● **WORK TO COMPLETE**
Write out the whole listing again, exactly as given.

Records from a collection:
++++++++

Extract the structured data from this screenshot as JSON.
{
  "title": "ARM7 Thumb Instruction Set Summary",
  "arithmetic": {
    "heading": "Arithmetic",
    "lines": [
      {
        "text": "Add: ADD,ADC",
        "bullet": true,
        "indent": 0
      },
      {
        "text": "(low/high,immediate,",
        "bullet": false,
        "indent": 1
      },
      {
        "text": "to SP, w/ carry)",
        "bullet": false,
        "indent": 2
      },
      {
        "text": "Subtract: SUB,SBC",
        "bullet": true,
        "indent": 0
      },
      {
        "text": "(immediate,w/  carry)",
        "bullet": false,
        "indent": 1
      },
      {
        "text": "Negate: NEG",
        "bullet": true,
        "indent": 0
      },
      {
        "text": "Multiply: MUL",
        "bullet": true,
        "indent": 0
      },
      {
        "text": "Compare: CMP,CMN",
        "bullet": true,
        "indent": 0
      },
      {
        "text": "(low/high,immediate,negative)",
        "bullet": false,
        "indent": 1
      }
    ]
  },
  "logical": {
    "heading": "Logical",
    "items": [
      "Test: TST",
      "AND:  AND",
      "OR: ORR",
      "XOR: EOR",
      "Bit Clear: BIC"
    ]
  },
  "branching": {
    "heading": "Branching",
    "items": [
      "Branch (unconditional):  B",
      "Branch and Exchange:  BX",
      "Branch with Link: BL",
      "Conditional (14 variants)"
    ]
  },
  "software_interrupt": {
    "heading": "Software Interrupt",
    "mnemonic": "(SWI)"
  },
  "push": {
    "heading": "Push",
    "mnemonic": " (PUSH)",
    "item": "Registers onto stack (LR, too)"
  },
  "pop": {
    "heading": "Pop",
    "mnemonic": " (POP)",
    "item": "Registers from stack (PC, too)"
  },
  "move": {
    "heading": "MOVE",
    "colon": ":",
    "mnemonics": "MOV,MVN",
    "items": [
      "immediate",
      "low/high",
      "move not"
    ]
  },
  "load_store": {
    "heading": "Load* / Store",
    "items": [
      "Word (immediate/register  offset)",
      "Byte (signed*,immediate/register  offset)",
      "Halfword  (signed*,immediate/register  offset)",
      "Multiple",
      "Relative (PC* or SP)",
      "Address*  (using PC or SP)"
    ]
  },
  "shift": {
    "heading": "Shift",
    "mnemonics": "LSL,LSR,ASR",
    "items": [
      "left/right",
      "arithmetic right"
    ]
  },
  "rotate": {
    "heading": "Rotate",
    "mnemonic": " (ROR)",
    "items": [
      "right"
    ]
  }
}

++++++++

● **SOLUTION FOR THIS TASK**
Extract the structured data from this screenshot as JSON.
{
  "title": "ARM7 Thumb Instruction Set Summary",
  "arithmetic": {
    "heading": "Arithmetic",
    "lines": [
      {
        "text": "Add: ADD,ADC",
        "bullet": true,
        "indent": 0
      },
      {
        "text": "(low/high,immediate,",
        "bullet": false,
        "indent": 1
      },
      {
        "text": "to SP, w/ carry)",
        "bullet": false,
        "indent": 2
      },
      {
        "text": "Subtract: SUB,SBC",
        "bullet": true,
        "indent": 0
      },
      {
        "text": "(immediate,w/  carry)",
        "bullet": false,
        "indent": 1
      },
      {
        "text": "Negate: NEG",
        "bullet": true,
        "indent": 0
      },
      {
        "text": "Multiply: MUL",
        "bullet": true,
        "indent": 0
      },
      {
        "text": "Compare: CMP,CMN",
        "bullet": true,
        "indent": 0
      },
      {
        "text": "(low/high,immediate,negative)",
        "bullet": false,
        "indent": 1
      }
    ]
  },
  "logical": {
    "heading": "Logical",
    "items": [
      "Test: TST",
      "AND:  AND",
      "OR: ORR",
      "XOR: EOR",
      "Bit Clear: BIC"
    ]
  },
  "branching": {
    "heading": "Branching",
    "items": [
      "Branch (unconditional):  B",
      "Branch and Exchange:  BX",
      "Branch with Link: BL",
      "Conditional (14 variants)"
    ]
  },
  "software_interrupt": {
    "heading": "Software Interrupt",
    "mnemonic": "(SWI)"
  },
  "push": {
    "heading": "Push",
    "mnemonic": " (PUSH)",
    "item": "Registers onto stack (LR, too)"
  },
  "pop": {
    "heading": "Pop",
    "mnemonic": " (POP)",
    "item": "Registers from stack (PC, too)"
  },
  "move": {
    "heading": "MOVE",
    "colon": ":",
    "mnemonics": "MOV,MVN",
    "items": [
      "immediate",
      "low/high",
      "move not"
    ]
  },
  "load_store": {
    "heading": "Load* / Store",
    "items": [
      "Word (immediate/register  offset)",
      "Byte (signed*,immediate/register  offset)",
      "Halfword  (signed*,immediate/register  offset)",
      "Multiple",
      "Relative (PC* or SP)",
      "Address*  (using PC or SP)"
    ]
  },
  "shift": {
    "heading": "Shift",
    "mnemonics": "LSL,LSR,ASR",
    "items": [
      "left/right",
      "arithmetic right"
    ]
  },
  "rotate": {
    "heading": "Rotate",
    "mnemonic": " (ROR)",
    "items": [
      "right"
    ]
  }
}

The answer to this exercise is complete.